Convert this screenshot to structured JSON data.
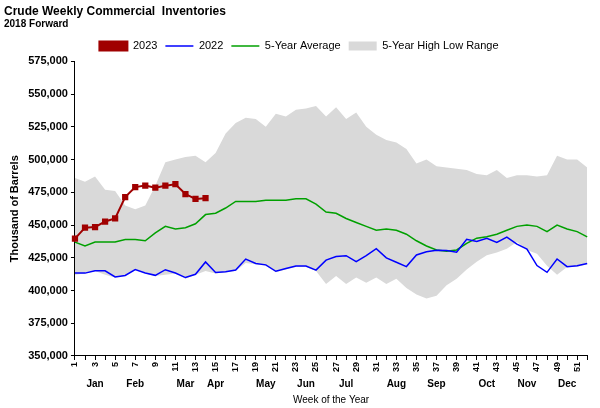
{
  "chart_data": {
    "type": "line",
    "title": "Crude Weekly Commercial  Inventories",
    "subtitle": "2018 Forward",
    "x_label": "Week of the Year",
    "y_label": "Thousand of Barrels",
    "categories": [
      "1",
      null,
      "3",
      null,
      "5",
      null,
      "7",
      null,
      "9",
      null,
      "11",
      null,
      "13",
      null,
      "15",
      null,
      "17",
      null,
      "19",
      null,
      "21",
      null,
      "23",
      null,
      "25",
      null,
      "27",
      null,
      "29",
      null,
      "31",
      null,
      "33",
      null,
      "35",
      null,
      "37",
      null,
      "39",
      null,
      "41",
      null,
      "43",
      null,
      "45",
      null,
      "47",
      null,
      "49",
      null,
      "51",
      null
    ],
    "annotations": [
      {
        "week": 3,
        "text": "Jan"
      },
      {
        "week": 7,
        "text": "Feb"
      },
      {
        "week": 12,
        "text": "Mar"
      },
      {
        "week": 15,
        "text": "Apr"
      },
      {
        "week": 20,
        "text": "May"
      },
      {
        "week": 24,
        "text": "Jun"
      },
      {
        "week": 28,
        "text": "Jul"
      },
      {
        "week": 33,
        "text": "Aug"
      },
      {
        "week": 37,
        "text": "Sep"
      },
      {
        "week": 42,
        "text": "Oct"
      },
      {
        "week": 46,
        "text": "Nov"
      },
      {
        "week": 50,
        "text": "Dec"
      }
    ],
    "series": [
      {
        "name": "5-Year High Low Range",
        "type": "range",
        "color": "#d9d9d9",
        "high": [
          486000,
          483000,
          487000,
          477000,
          476000,
          465000,
          462000,
          465000,
          480000,
          498000,
          500000,
          502000,
          503000,
          498000,
          505000,
          520000,
          528000,
          532000,
          531000,
          525000,
          535000,
          533000,
          538000,
          539000,
          541000,
          533000,
          540000,
          531000,
          536000,
          525000,
          519000,
          515000,
          513000,
          508000,
          497000,
          500000,
          495000,
          494000,
          493000,
          492000,
          489000,
          488000,
          492000,
          486000,
          488000,
          488000,
          487000,
          488000,
          503000,
          500000,
          500000,
          494000
        ],
        "low": [
          412000,
          413000,
          415000,
          412000,
          410000,
          411000,
          416000,
          413000,
          411000,
          412000,
          413000,
          409000,
          412000,
          415000,
          413000,
          414000,
          415000,
          421000,
          420000,
          419000,
          414000,
          416000,
          418000,
          418000,
          415000,
          405000,
          411000,
          405000,
          410000,
          406000,
          410000,
          405000,
          409000,
          402000,
          397000,
          394000,
          396000,
          404000,
          409000,
          416000,
          422000,
          427000,
          429000,
          432000,
          437000,
          431000,
          428000,
          419000,
          412000,
          418000,
          418000,
          420000
        ]
      },
      {
        "name": "5-Year Average",
        "color": "#00a000",
        "values": [
          437000,
          434000,
          437000,
          437000,
          437000,
          439000,
          439000,
          438000,
          444000,
          449000,
          447000,
          448000,
          451000,
          458000,
          459000,
          463000,
          468000,
          468000,
          468000,
          469000,
          469000,
          469000,
          470000,
          470000,
          466000,
          460000,
          459000,
          455000,
          452000,
          449000,
          446000,
          447000,
          446000,
          443000,
          438000,
          434000,
          431000,
          430000,
          431000,
          436000,
          440000,
          441000,
          443000,
          446000,
          449000,
          450000,
          449000,
          445000,
          450000,
          447000,
          445000,
          441000
        ]
      },
      {
        "name": "2023",
        "color": "#a00000",
        "marker": "square",
        "values": [
          439600,
          448000,
          448500,
          452700,
          455100,
          471400,
          479000,
          480200,
          478500,
          480100,
          481200,
          473700,
          470000,
          470500,
          null,
          null,
          null,
          null,
          null,
          null,
          null,
          null,
          null,
          null,
          null,
          null,
          null,
          null,
          null,
          null,
          null,
          null,
          null,
          null,
          null,
          null,
          null,
          null,
          null,
          null,
          null,
          null,
          null,
          null,
          null,
          null,
          null,
          null,
          null,
          null,
          null,
          null
        ]
      },
      {
        "name": "2022",
        "color": "#0000ff",
        "values": [
          413300,
          413300,
          415100,
          415100,
          410400,
          411500,
          416000,
          413400,
          411600,
          415900,
          413400,
          409900,
          412400,
          421800,
          413700,
          414400,
          415700,
          424000,
          420600,
          419600,
          414700,
          416800,
          418700,
          418700,
          415600,
          423200,
          426000,
          426600,
          422100,
          426600,
          432000,
          424900,
          421600,
          418300,
          427200,
          429600,
          430800,
          430600,
          429200,
          439100,
          437400,
          439900,
          436800,
          440800,
          435400,
          431700,
          419100,
          413900,
          424100,
          418200,
          418900,
          420600
        ]
      }
    ],
    "ylim": [
      350000,
      575000
    ],
    "yticks": [
      {
        "value": 350000,
        "label": "350,000"
      },
      {
        "value": 375000,
        "label": "375,000"
      },
      {
        "value": 400000,
        "label": "400,000"
      },
      {
        "value": 425000,
        "label": "425,000"
      },
      {
        "value": 450000,
        "label": "450,000"
      },
      {
        "value": 475000,
        "label": "475,000"
      },
      {
        "value": 500000,
        "label": "500,000"
      },
      {
        "value": 525000,
        "label": "525,000"
      },
      {
        "value": 550000,
        "label": "550,000"
      },
      {
        "value": 575000,
        "label": "575,000"
      }
    ],
    "grid": false,
    "legend": "top"
  }
}
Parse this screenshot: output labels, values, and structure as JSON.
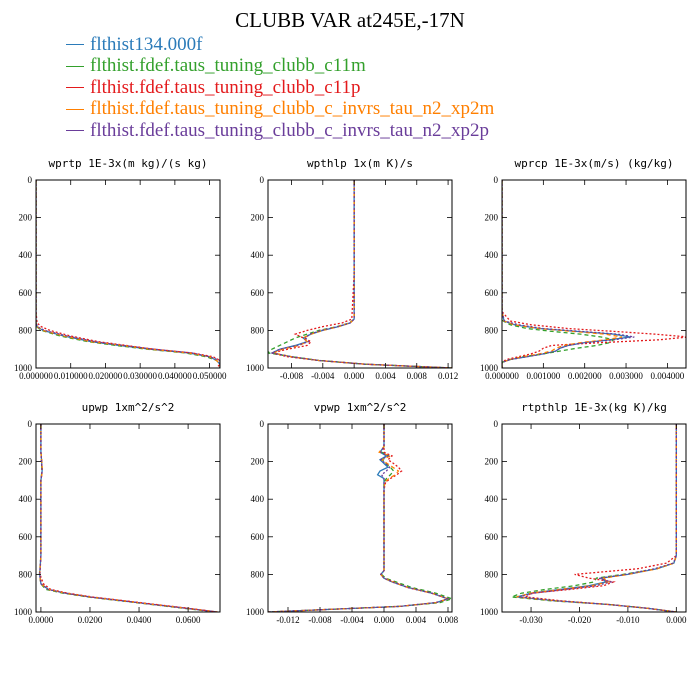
{
  "title": "CLUBB VAR at245E,-17N",
  "series": [
    {
      "name": "flthist134.000f",
      "color": "#2b7bb9",
      "dash": ""
    },
    {
      "name": "flthist.fdef.taus_tuning_clubb_c11m",
      "color": "#33a02c",
      "dash": "4,3"
    },
    {
      "name": "flthist.fdef.taus_tuning_clubb_c11p",
      "color": "#e31a1c",
      "dash": "2,2"
    },
    {
      "name": "flthist.fdef.taus_tuning_clubb_c_invrs_tau_n2_xp2m",
      "color": "#ff7f00",
      "dash": "4,3"
    },
    {
      "name": "flthist.fdef.taus_tuning_clubb_c_invrs_tau_n2_xp2p",
      "color": "#6a3d9a",
      "dash": "2,2"
    }
  ],
  "chart_data": [
    {
      "type": "line",
      "title": "wprtp  1E-3x(m kg)/(s kg)",
      "xlim": [
        0.0,
        0.053
      ],
      "ylim": [
        0,
        1000
      ],
      "xticks": [
        "0.000000",
        "0.010000",
        "0.020000",
        "0.030000",
        "0.040000",
        "0.050000"
      ],
      "xtick_values": [
        0.0,
        0.01,
        0.02,
        0.03,
        0.04,
        0.05
      ],
      "yticks": [
        "0",
        "200",
        "400",
        "600",
        "800",
        "1000"
      ],
      "ytick_values": [
        0,
        200,
        400,
        600,
        800,
        1000
      ],
      "y": [
        0,
        500,
        700,
        760,
        780,
        800,
        830,
        860,
        880,
        900,
        920,
        940,
        960,
        980,
        1000
      ],
      "series": [
        {
          "values": [
            0.0,
            0.0,
            0.0,
            0.0,
            0.0003,
            0.002,
            0.008,
            0.016,
            0.024,
            0.033,
            0.044,
            0.05,
            0.052,
            0.053,
            0.053
          ]
        },
        {
          "values": [
            0.0,
            0.0,
            0.0,
            0.0,
            0.0002,
            0.0015,
            0.007,
            0.015,
            0.023,
            0.032,
            0.043,
            0.049,
            0.052,
            0.053,
            0.053
          ]
        },
        {
          "values": [
            0.0,
            0.0,
            0.0,
            0.0003,
            0.0015,
            0.004,
            0.01,
            0.018,
            0.026,
            0.034,
            0.045,
            0.051,
            0.053,
            0.053,
            0.052
          ]
        },
        {
          "values": [
            0.0,
            0.0,
            0.0,
            0.0,
            0.0003,
            0.002,
            0.008,
            0.016,
            0.025,
            0.033,
            0.044,
            0.05,
            0.052,
            0.053,
            0.053
          ]
        },
        {
          "values": [
            0.0,
            0.0,
            0.0,
            0.0,
            0.0004,
            0.0025,
            0.009,
            0.017,
            0.025,
            0.034,
            0.045,
            0.05,
            0.053,
            0.053,
            0.053
          ]
        }
      ]
    },
    {
      "type": "line",
      "title": "wpthlp  1x(m K)/s",
      "xlim": [
        -0.011,
        0.0125
      ],
      "ylim": [
        0,
        1000
      ],
      "xticks": [
        "-0.008",
        "-0.004",
        "0.000",
        "0.004",
        "0.008",
        "0.012"
      ],
      "xtick_values": [
        -0.008,
        -0.004,
        0.0,
        0.004,
        0.008,
        0.012
      ],
      "yticks": [
        "0",
        "200",
        "400",
        "600",
        "800",
        "1000"
      ],
      "ytick_values": [
        0,
        200,
        400,
        600,
        800,
        1000
      ],
      "y": [
        0,
        500,
        740,
        760,
        780,
        800,
        820,
        840,
        860,
        880,
        900,
        920,
        940,
        960,
        980,
        1000
      ],
      "series": [
        {
          "values": [
            0.0,
            0.0,
            0.0,
            -0.0005,
            -0.002,
            -0.004,
            -0.0055,
            -0.0065,
            -0.006,
            -0.0075,
            -0.0095,
            -0.0105,
            -0.008,
            -0.0045,
            0.0015,
            0.0125
          ]
        },
        {
          "values": [
            0.0,
            0.0,
            0.0,
            -0.0006,
            -0.0022,
            -0.0045,
            -0.006,
            -0.0075,
            -0.0085,
            -0.0095,
            -0.0105,
            -0.011,
            -0.008,
            -0.0045,
            0.0015,
            0.0125
          ]
        },
        {
          "values": [
            0.0,
            0.0,
            -0.0003,
            -0.0015,
            -0.004,
            -0.006,
            -0.0075,
            -0.0065,
            -0.0055,
            -0.006,
            -0.0085,
            -0.0105,
            -0.0085,
            -0.0045,
            0.0015,
            0.0125
          ]
        },
        {
          "values": [
            0.0,
            0.0,
            0.0,
            -0.0005,
            -0.002,
            -0.004,
            -0.0055,
            -0.0065,
            -0.006,
            -0.007,
            -0.0092,
            -0.0103,
            -0.008,
            -0.0045,
            0.0015,
            0.0125
          ]
        },
        {
          "values": [
            0.0,
            0.0,
            0.0,
            -0.0005,
            -0.0021,
            -0.0042,
            -0.0057,
            -0.0062,
            -0.0058,
            -0.0073,
            -0.0095,
            -0.0105,
            -0.008,
            -0.0045,
            0.0015,
            0.0125
          ]
        }
      ]
    },
    {
      "type": "line",
      "title": "wprcp  1E-3x(m/s) (kg/kg)",
      "xlim": [
        0.0,
        0.00445
      ],
      "ylim": [
        0,
        1000
      ],
      "xticks": [
        "0.000000",
        "0.001000",
        "0.002000",
        "0.003000",
        "0.004000"
      ],
      "xtick_values": [
        0.0,
        0.001,
        0.002,
        0.003,
        0.004
      ],
      "yticks": [
        "0",
        "200",
        "400",
        "600",
        "800",
        "1000"
      ],
      "ytick_values": [
        0,
        200,
        400,
        600,
        800,
        1000
      ],
      "y": [
        0,
        700,
        750,
        770,
        790,
        805,
        820,
        835,
        850,
        865,
        880,
        895,
        910,
        925,
        940,
        955,
        970,
        985,
        1000
      ],
      "series": [
        {
          "values": [
            0.0,
            0.0,
            5e-05,
            0.0003,
            0.0009,
            0.0018,
            0.0027,
            0.0031,
            0.0026,
            0.002,
            0.0016,
            0.0014,
            0.0013,
            0.001,
            0.0006,
            0.0002,
            0.0,
            0.0,
            0.0
          ]
        },
        {
          "values": [
            0.0,
            0.0,
            3e-05,
            0.0002,
            0.0006,
            0.0012,
            0.0019,
            0.0024,
            0.0027,
            0.0026,
            0.0023,
            0.0018,
            0.0014,
            0.001,
            0.0005,
            0.0002,
            0.0,
            0.0,
            0.0
          ]
        },
        {
          "values": [
            0.0,
            0.0,
            0.0002,
            0.0007,
            0.0016,
            0.0027,
            0.0037,
            0.0045,
            0.0038,
            0.0024,
            0.0012,
            0.001,
            0.0009,
            0.0007,
            0.0004,
            0.0001,
            0.0,
            0.0,
            0.0
          ]
        },
        {
          "values": [
            0.0,
            0.0,
            5e-05,
            0.0003,
            0.0009,
            0.0017,
            0.0025,
            0.0029,
            0.0025,
            0.0019,
            0.0015,
            0.0013,
            0.0012,
            0.0009,
            0.0005,
            0.0002,
            0.0,
            0.0,
            0.0
          ]
        },
        {
          "values": [
            0.0,
            0.0,
            6e-05,
            0.0004,
            0.001,
            0.0019,
            0.0028,
            0.0032,
            0.0027,
            0.002,
            0.0016,
            0.0014,
            0.0013,
            0.001,
            0.0006,
            0.0002,
            0.0,
            0.0,
            0.0
          ]
        }
      ]
    },
    {
      "type": "line",
      "title": "upwp  1xm^2/s^2",
      "xlim": [
        -0.002,
        0.073
      ],
      "ylim": [
        0,
        1000
      ],
      "xticks": [
        "0.0000",
        "0.0200",
        "0.0400",
        "0.0600"
      ],
      "xtick_values": [
        0.0,
        0.02,
        0.04,
        0.06
      ],
      "yticks": [
        "0",
        "200",
        "400",
        "600",
        "800",
        "1000"
      ],
      "ytick_values": [
        0,
        200,
        400,
        600,
        800,
        1000
      ],
      "y": [
        0,
        150,
        200,
        250,
        300,
        500,
        700,
        800,
        850,
        880,
        900,
        920,
        940,
        960,
        980,
        1000
      ],
      "series": [
        {
          "values": [
            0.0,
            0.0,
            0.0003,
            0.0005,
            0.0,
            0.0,
            0.0,
            -0.0005,
            0.0,
            0.003,
            0.01,
            0.02,
            0.033,
            0.046,
            0.059,
            0.072
          ]
        },
        {
          "values": [
            0.0,
            0.0,
            0.0003,
            0.0004,
            0.0,
            0.0,
            0.0,
            -0.0006,
            0.0,
            0.002,
            0.009,
            0.019,
            0.032,
            0.045,
            0.058,
            0.071
          ]
        },
        {
          "values": [
            0.0,
            0.0,
            0.0002,
            0.0005,
            0.0,
            0.0,
            0.0,
            -0.0004,
            0.001,
            0.004,
            0.011,
            0.021,
            0.034,
            0.047,
            0.06,
            0.072
          ]
        },
        {
          "values": [
            0.0,
            0.0,
            0.0004,
            0.0006,
            0.0,
            0.0,
            0.0,
            -0.0005,
            0.0,
            0.003,
            0.01,
            0.02,
            0.033,
            0.046,
            0.059,
            0.072
          ]
        },
        {
          "values": [
            0.0,
            0.0,
            0.0003,
            0.0005,
            0.0,
            0.0,
            0.0,
            -0.0005,
            0.0,
            0.003,
            0.01,
            0.02,
            0.033,
            0.046,
            0.059,
            0.072
          ]
        }
      ]
    },
    {
      "type": "line",
      "title": "vpwp  1xm^2/s^2",
      "xlim": [
        -0.0145,
        0.0085
      ],
      "ylim": [
        0,
        1000
      ],
      "xticks": [
        "-0.012",
        "-0.008",
        "-0.004",
        "0.000",
        "0.004",
        "0.008"
      ],
      "xtick_values": [
        -0.012,
        -0.008,
        -0.004,
        0.0,
        0.004,
        0.008
      ],
      "yticks": [
        "0",
        "200",
        "400",
        "600",
        "800",
        "1000"
      ],
      "ytick_values": [
        0,
        200,
        400,
        600,
        800,
        1000
      ],
      "y": [
        0,
        120,
        150,
        170,
        190,
        210,
        230,
        250,
        270,
        290,
        310,
        350,
        500,
        780,
        800,
        820,
        840,
        870,
        900,
        930,
        950,
        970,
        1000
      ],
      "series": [
        {
          "values": [
            0.0,
            0.0,
            -0.0005,
            0.0003,
            -0.0005,
            0.0,
            0.0005,
            -0.0005,
            -0.0008,
            0.0,
            0.0,
            0.0,
            0.0,
            0.0,
            -0.0004,
            0.0,
            0.001,
            0.003,
            0.006,
            0.008,
            0.0065,
            0.002,
            -0.0145
          ]
        },
        {
          "values": [
            0.0,
            0.0,
            -0.0003,
            0.0006,
            -0.0002,
            0.0002,
            0.0008,
            0.0012,
            0.0008,
            0.0003,
            0.0,
            0.0,
            0.0,
            0.0,
            -0.0003,
            0.0002,
            0.0015,
            0.0035,
            0.0065,
            0.0085,
            0.007,
            0.002,
            -0.0145
          ]
        },
        {
          "values": [
            0.0,
            0.0,
            0.0,
            0.001,
            0.0005,
            0.0012,
            0.0018,
            0.0022,
            0.0016,
            0.0008,
            0.0002,
            0.0,
            0.0,
            0.0,
            -0.0004,
            0.0,
            0.0012,
            0.003,
            0.006,
            0.008,
            0.0065,
            0.002,
            -0.0145
          ]
        },
        {
          "values": [
            0.0,
            0.0,
            -0.0006,
            0.0008,
            -0.0003,
            0.0004,
            0.0011,
            0.0018,
            0.0014,
            0.0006,
            0.0001,
            0.0,
            0.0,
            0.0,
            -0.0004,
            0.0,
            0.0011,
            0.003,
            0.006,
            0.008,
            0.0065,
            0.002,
            -0.0145
          ]
        },
        {
          "values": [
            0.0,
            0.0,
            -0.0004,
            0.0005,
            -0.0004,
            0.0002,
            0.0007,
            0.0003,
            -0.0003,
            0.0,
            0.0,
            0.0,
            0.0,
            0.0,
            -0.0004,
            0.0,
            0.001,
            0.003,
            0.006,
            0.008,
            0.0065,
            0.002,
            -0.0145
          ]
        }
      ]
    },
    {
      "type": "line",
      "title": "rtpthlp  1E-3x(kg K)/kg",
      "xlim": [
        -0.036,
        0.002
      ],
      "ylim": [
        0,
        1000
      ],
      "xticks": [
        "-0.030",
        "-0.020",
        "-0.010",
        "0.000"
      ],
      "xtick_values": [
        -0.03,
        -0.02,
        -0.01,
        0.0
      ],
      "yticks": [
        "0",
        "200",
        "400",
        "600",
        "800",
        "1000"
      ],
      "ytick_values": [
        0,
        200,
        400,
        600,
        800,
        1000
      ],
      "y": [
        0,
        500,
        700,
        740,
        770,
        800,
        820,
        840,
        860,
        880,
        900,
        920,
        940,
        960,
        980,
        1000
      ],
      "series": [
        {
          "values": [
            0.0,
            0.0,
            0.0,
            -0.0005,
            -0.004,
            -0.01,
            -0.0155,
            -0.0145,
            -0.018,
            -0.024,
            -0.03,
            -0.033,
            -0.025,
            -0.014,
            -0.006,
            0.0
          ]
        },
        {
          "values": [
            0.0,
            0.0,
            0.0,
            -0.0005,
            -0.004,
            -0.011,
            -0.0165,
            -0.017,
            -0.021,
            -0.027,
            -0.032,
            -0.034,
            -0.026,
            -0.014,
            -0.006,
            0.0
          ]
        },
        {
          "values": [
            0.0,
            0.0,
            0.0,
            -0.002,
            -0.008,
            -0.021,
            -0.018,
            -0.013,
            -0.015,
            -0.022,
            -0.03,
            -0.031,
            -0.024,
            -0.014,
            -0.006,
            0.0
          ]
        },
        {
          "values": [
            0.0,
            0.0,
            0.0,
            -0.0005,
            -0.004,
            -0.01,
            -0.015,
            -0.014,
            -0.0175,
            -0.024,
            -0.03,
            -0.033,
            -0.025,
            -0.014,
            -0.006,
            0.0
          ]
        },
        {
          "values": [
            0.0,
            0.0,
            0.0,
            -0.0006,
            -0.0045,
            -0.0105,
            -0.016,
            -0.0135,
            -0.0165,
            -0.023,
            -0.0295,
            -0.0325,
            -0.025,
            -0.014,
            -0.006,
            0.0
          ]
        }
      ]
    }
  ]
}
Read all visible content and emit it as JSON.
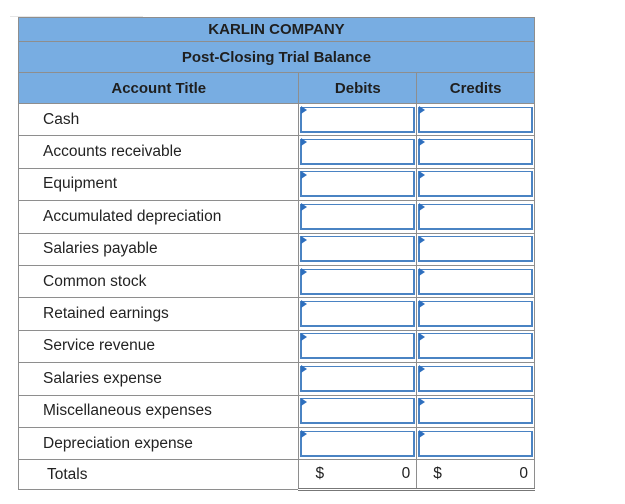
{
  "company": "KARLIN COMPANY",
  "statement": "Post-Closing Trial Balance",
  "columns": {
    "title": "Account Title",
    "debits": "Debits",
    "credits": "Credits"
  },
  "accounts": [
    "Cash",
    "Accounts receivable",
    "Equipment",
    "Accumulated depreciation",
    "Salaries payable",
    "Common stock",
    "Retained earnings",
    "Service revenue",
    "Salaries expense",
    "Miscellaneous expenses",
    "Depreciation expense"
  ],
  "totals": {
    "label": "Totals",
    "currency": "$",
    "debits": "0",
    "credits": "0"
  },
  "colors": {
    "header_bg": "#78ade2",
    "input_border": "#4a83c3",
    "flag": "#2e6fbe"
  }
}
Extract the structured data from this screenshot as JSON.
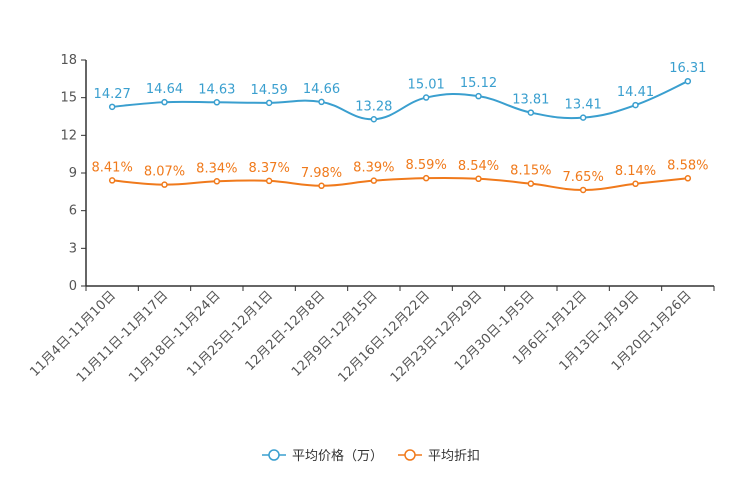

_What to do_. Where a line contains the string "Year", extract that line.

_Written answer_.
    "x_label": "Week of the Year",
        "name": "5-Year High Low Range",
        "name": "5-Year Average",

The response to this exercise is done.